- [Exercise instructions] Reproduce the listing word for word. Skip any image.

- [Material provided]
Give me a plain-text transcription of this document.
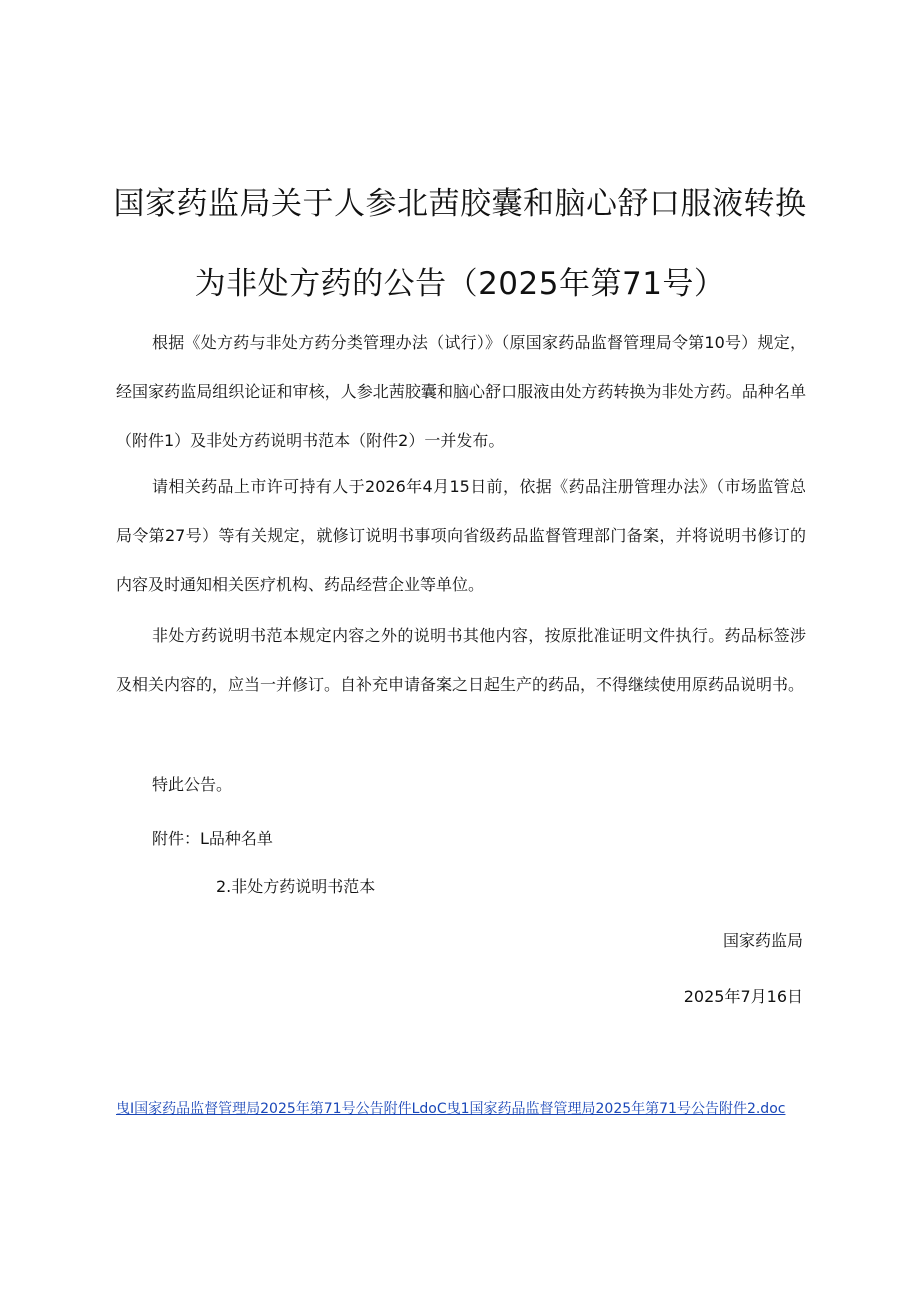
国家药监局关于人参北茜胶囊和脑心舒口服液转换
为非处方药的公告（2025年第71号）

根据《处方药与非处方药分类管理办法（试行）》（原国家药品监督管理局令第10号）规定，经国家药监局组织论证和审核，人参北茜胶囊和脑心舒口服液由处方药转换为非处方药。品种名单（附件1）及非处方药说明书范本（附件2）一并发布。

请相关药品上市许可持有人于2026年4月15日前，依据《药品注册管理办法》（市场监管总局令第27号）等有关规定，就修订说明书事项向省级药品监督管理部门备案，并将说明书修订的内容及时通知相关医疗机构、药品经营企业等单位。

非处方药说明书范本规定内容之外的说明书其他内容，按原批准证明文件执行。药品标签涉及相关内容的，应当一并修订。自补充申请备案之日起生产的药品，不得继续使用原药品说明书。

特此公告。

附件：L品种名单

2.非处方药说明书范本

国家药监局

2025年7月16日

曳I国家药品监督管理局2025年第71号公告附件LdoC曳1国家药品监督管理局2025年第71号公告附件2.doc
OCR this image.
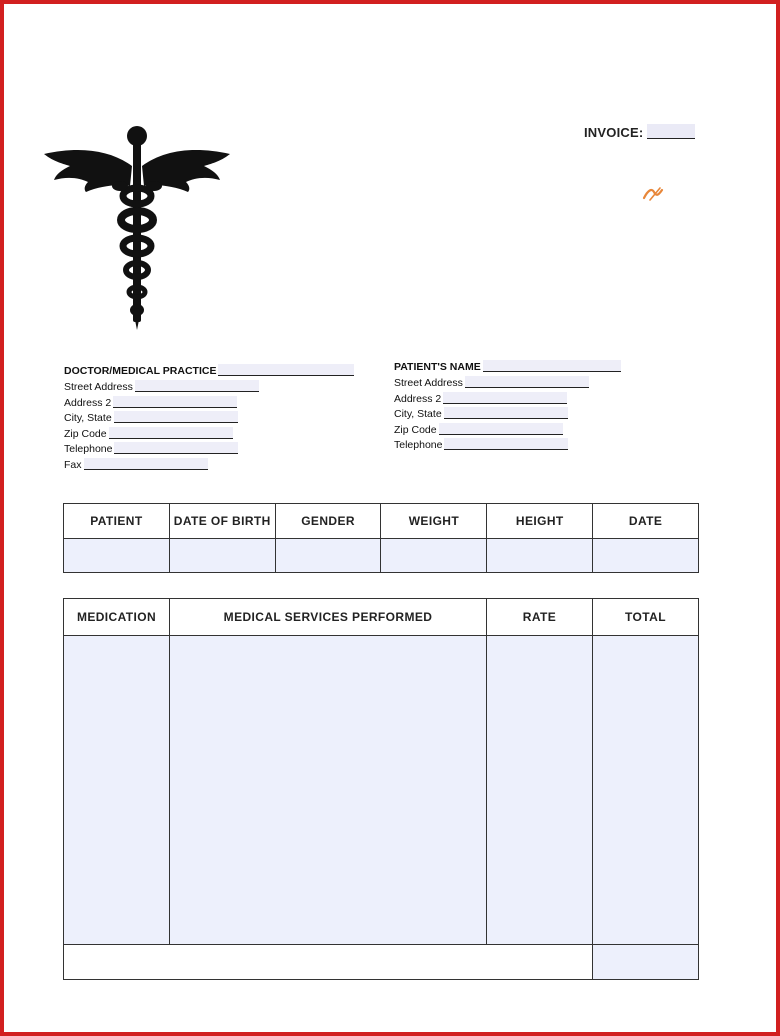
INVOICE:
DOCTOR/MEDICAL PRACTICE
Street Address
Address 2
City, State
Zip Code
Telephone
Fax
PATIENT'S NAME
Street Address
Address 2
City, State
Zip Code
Telephone
PATIENT	DATE OF BIRTH	GENDER	WEIGHT	HEIGHT	DATE

MEDICATION	MEDICAL SERVICES PERFORMED	RATE	TOTAL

- [Written solution]
Give me a plain-text transcription of this document.
国家药监局关于人参北茜胶囊和脑心舒口服液转换
为非处方药的公告（2025年第71号）

根据《处方药与非处方药分类管理办法（试行）》（原国家药品监督管理局令第10号）规定，经国家药监局组织论证和审核，人参北茜胶囊和脑心舒口服液由处方药转换为非处方药。品种名单（附件1）及非处方药说明书范本（附件2）一并发布。

请相关药品上市许可持有人于2026年4月15日前，依据《药品注册管理办法》（市场监管总局令第27号）等有关规定，就修订说明书事项向省级药品监督管理部门备案，并将说明书修订的内容及时通知相关医疗机构、药品经营企业等单位。

非处方药说明书范本规定内容之外的说明书其他内容，按原批准证明文件执行。药品标签涉及相关内容的，应当一并修订。自补充申请备案之日起生产的药品，不得继续使用原药品说明书。

特此公告。

附件：L品种名单

2.非处方药说明书范本

国家药监局

2025年7月16日

曳I国家药品监督管理局2025年第71号公告附件LdoC曳1国家药品监督管理局2025年第71号公告附件2.doc
OCR this image.
INVOICE:
DOCTOR/MEDICAL PRACTICE
Street Address
Address 2
City, State
Zip Code
Telephone
Fax
PATIENT'S NAME
Street Address
Address 2
City, State
Zip Code
Telephone
PATIENT	DATE OF BIRTH	GENDER	WEIGHT	HEIGHT	DATE

MEDICATION	MEDICAL SERVICES PERFORMED	RATE	TOTAL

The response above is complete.